Exercise input ::

__________

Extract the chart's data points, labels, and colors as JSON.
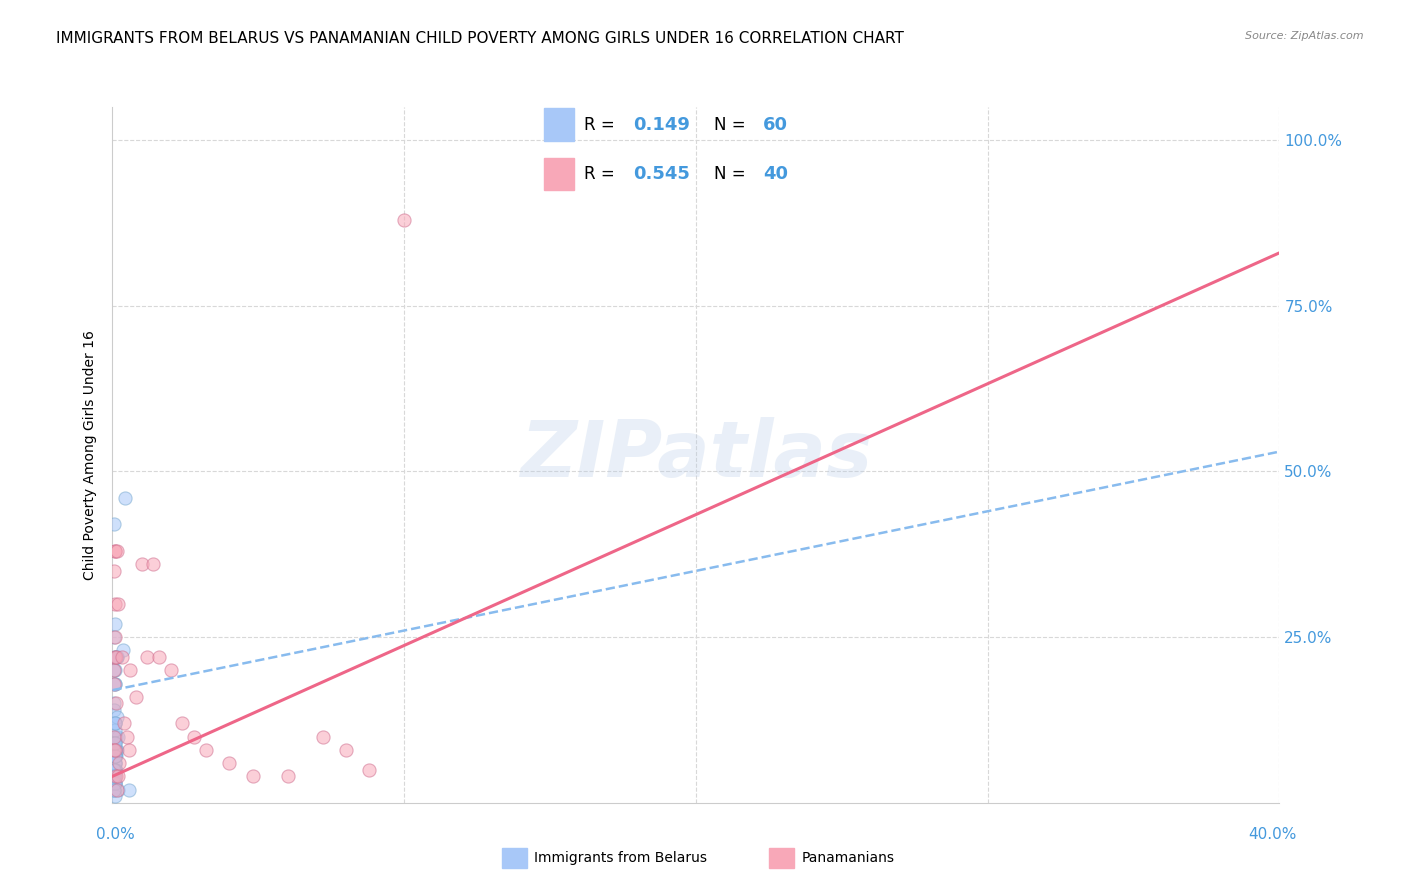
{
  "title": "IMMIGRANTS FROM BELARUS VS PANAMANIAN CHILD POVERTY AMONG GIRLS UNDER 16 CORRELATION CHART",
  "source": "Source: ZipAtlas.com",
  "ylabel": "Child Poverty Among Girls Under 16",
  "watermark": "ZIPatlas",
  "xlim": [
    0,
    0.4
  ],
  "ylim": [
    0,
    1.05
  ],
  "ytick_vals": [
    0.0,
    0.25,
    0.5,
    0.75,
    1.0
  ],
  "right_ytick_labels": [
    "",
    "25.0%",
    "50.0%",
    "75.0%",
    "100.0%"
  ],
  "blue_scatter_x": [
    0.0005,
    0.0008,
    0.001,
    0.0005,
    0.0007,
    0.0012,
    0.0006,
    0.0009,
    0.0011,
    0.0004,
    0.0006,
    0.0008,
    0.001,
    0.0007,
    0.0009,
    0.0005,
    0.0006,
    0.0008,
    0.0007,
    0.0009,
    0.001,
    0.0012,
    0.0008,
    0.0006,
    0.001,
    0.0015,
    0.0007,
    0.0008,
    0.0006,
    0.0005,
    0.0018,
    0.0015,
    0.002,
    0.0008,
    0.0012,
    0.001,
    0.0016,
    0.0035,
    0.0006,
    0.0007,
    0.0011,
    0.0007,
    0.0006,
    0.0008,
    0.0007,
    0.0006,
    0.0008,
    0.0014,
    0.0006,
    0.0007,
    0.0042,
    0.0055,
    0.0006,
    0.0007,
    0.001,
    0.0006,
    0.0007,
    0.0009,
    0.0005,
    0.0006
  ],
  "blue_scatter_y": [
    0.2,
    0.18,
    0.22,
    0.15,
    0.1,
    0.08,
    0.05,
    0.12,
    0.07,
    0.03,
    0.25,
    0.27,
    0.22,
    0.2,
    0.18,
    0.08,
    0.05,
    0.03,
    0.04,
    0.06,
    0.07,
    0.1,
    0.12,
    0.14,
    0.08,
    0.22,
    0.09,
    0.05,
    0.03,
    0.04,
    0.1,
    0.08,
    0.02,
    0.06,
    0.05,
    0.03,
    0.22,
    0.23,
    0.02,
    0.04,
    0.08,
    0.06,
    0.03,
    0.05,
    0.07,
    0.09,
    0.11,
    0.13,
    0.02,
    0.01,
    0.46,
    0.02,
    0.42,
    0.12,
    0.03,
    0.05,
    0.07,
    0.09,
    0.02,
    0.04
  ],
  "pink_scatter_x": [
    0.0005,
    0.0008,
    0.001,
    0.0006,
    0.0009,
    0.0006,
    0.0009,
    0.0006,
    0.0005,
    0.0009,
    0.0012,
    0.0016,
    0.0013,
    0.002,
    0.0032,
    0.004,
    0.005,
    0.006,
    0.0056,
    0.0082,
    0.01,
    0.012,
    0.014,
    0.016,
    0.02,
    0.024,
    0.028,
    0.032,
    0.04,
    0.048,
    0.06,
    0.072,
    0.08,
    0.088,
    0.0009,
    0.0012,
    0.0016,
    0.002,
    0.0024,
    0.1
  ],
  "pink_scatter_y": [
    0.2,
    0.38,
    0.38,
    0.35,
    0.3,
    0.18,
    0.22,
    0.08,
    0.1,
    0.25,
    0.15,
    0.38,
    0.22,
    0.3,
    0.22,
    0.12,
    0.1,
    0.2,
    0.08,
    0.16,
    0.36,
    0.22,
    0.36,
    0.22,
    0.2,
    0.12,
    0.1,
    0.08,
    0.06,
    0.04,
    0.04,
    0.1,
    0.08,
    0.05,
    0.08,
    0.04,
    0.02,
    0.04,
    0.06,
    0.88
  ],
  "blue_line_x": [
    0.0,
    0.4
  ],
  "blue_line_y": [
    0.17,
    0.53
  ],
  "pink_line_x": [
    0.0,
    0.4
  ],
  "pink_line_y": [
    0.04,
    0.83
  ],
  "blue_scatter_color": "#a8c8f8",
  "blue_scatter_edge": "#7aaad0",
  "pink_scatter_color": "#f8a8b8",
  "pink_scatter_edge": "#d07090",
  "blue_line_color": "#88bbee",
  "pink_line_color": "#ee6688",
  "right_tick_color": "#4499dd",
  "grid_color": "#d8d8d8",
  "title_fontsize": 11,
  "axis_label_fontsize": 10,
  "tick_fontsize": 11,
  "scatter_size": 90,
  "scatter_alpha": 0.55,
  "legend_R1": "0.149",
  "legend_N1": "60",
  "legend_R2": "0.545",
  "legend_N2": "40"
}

__________

Short problem :: Quote every record above exactly, omitting any pictures they contain.

Result ::
Extract the chart's data points, labels, and colors as JSON.
{
  "title": "IMMIGRANTS FROM BELARUS VS PANAMANIAN CHILD POVERTY AMONG GIRLS UNDER 16 CORRELATION CHART",
  "source": "Source: ZipAtlas.com",
  "ylabel": "Child Poverty Among Girls Under 16",
  "watermark": "ZIPatlas",
  "xlim": [
    0,
    0.4
  ],
  "ylim": [
    0,
    1.05
  ],
  "ytick_vals": [
    0.0,
    0.25,
    0.5,
    0.75,
    1.0
  ],
  "right_ytick_labels": [
    "",
    "25.0%",
    "50.0%",
    "75.0%",
    "100.0%"
  ],
  "blue_scatter_x": [
    0.0005,
    0.0008,
    0.001,
    0.0005,
    0.0007,
    0.0012,
    0.0006,
    0.0009,
    0.0011,
    0.0004,
    0.0006,
    0.0008,
    0.001,
    0.0007,
    0.0009,
    0.0005,
    0.0006,
    0.0008,
    0.0007,
    0.0009,
    0.001,
    0.0012,
    0.0008,
    0.0006,
    0.001,
    0.0015,
    0.0007,
    0.0008,
    0.0006,
    0.0005,
    0.0018,
    0.0015,
    0.002,
    0.0008,
    0.0012,
    0.001,
    0.0016,
    0.0035,
    0.0006,
    0.0007,
    0.0011,
    0.0007,
    0.0006,
    0.0008,
    0.0007,
    0.0006,
    0.0008,
    0.0014,
    0.0006,
    0.0007,
    0.0042,
    0.0055,
    0.0006,
    0.0007,
    0.001,
    0.0006,
    0.0007,
    0.0009,
    0.0005,
    0.0006
  ],
  "blue_scatter_y": [
    0.2,
    0.18,
    0.22,
    0.15,
    0.1,
    0.08,
    0.05,
    0.12,
    0.07,
    0.03,
    0.25,
    0.27,
    0.22,
    0.2,
    0.18,
    0.08,
    0.05,
    0.03,
    0.04,
    0.06,
    0.07,
    0.1,
    0.12,
    0.14,
    0.08,
    0.22,
    0.09,
    0.05,
    0.03,
    0.04,
    0.1,
    0.08,
    0.02,
    0.06,
    0.05,
    0.03,
    0.22,
    0.23,
    0.02,
    0.04,
    0.08,
    0.06,
    0.03,
    0.05,
    0.07,
    0.09,
    0.11,
    0.13,
    0.02,
    0.01,
    0.46,
    0.02,
    0.42,
    0.12,
    0.03,
    0.05,
    0.07,
    0.09,
    0.02,
    0.04
  ],
  "pink_scatter_x": [
    0.0005,
    0.0008,
    0.001,
    0.0006,
    0.0009,
    0.0006,
    0.0009,
    0.0006,
    0.0005,
    0.0009,
    0.0012,
    0.0016,
    0.0013,
    0.002,
    0.0032,
    0.004,
    0.005,
    0.006,
    0.0056,
    0.0082,
    0.01,
    0.012,
    0.014,
    0.016,
    0.02,
    0.024,
    0.028,
    0.032,
    0.04,
    0.048,
    0.06,
    0.072,
    0.08,
    0.088,
    0.0009,
    0.0012,
    0.0016,
    0.002,
    0.0024,
    0.1
  ],
  "pink_scatter_y": [
    0.2,
    0.38,
    0.38,
    0.35,
    0.3,
    0.18,
    0.22,
    0.08,
    0.1,
    0.25,
    0.15,
    0.38,
    0.22,
    0.3,
    0.22,
    0.12,
    0.1,
    0.2,
    0.08,
    0.16,
    0.36,
    0.22,
    0.36,
    0.22,
    0.2,
    0.12,
    0.1,
    0.08,
    0.06,
    0.04,
    0.04,
    0.1,
    0.08,
    0.05,
    0.08,
    0.04,
    0.02,
    0.04,
    0.06,
    0.88
  ],
  "blue_line_x": [
    0.0,
    0.4
  ],
  "blue_line_y": [
    0.17,
    0.53
  ],
  "pink_line_x": [
    0.0,
    0.4
  ],
  "pink_line_y": [
    0.04,
    0.83
  ],
  "blue_scatter_color": "#a8c8f8",
  "blue_scatter_edge": "#7aaad0",
  "pink_scatter_color": "#f8a8b8",
  "pink_scatter_edge": "#d07090",
  "blue_line_color": "#88bbee",
  "pink_line_color": "#ee6688",
  "right_tick_color": "#4499dd",
  "grid_color": "#d8d8d8",
  "title_fontsize": 11,
  "axis_label_fontsize": 10,
  "tick_fontsize": 11,
  "scatter_size": 90,
  "scatter_alpha": 0.55,
  "legend_R1": "0.149",
  "legend_N1": "60",
  "legend_R2": "0.545",
  "legend_N2": "40"
}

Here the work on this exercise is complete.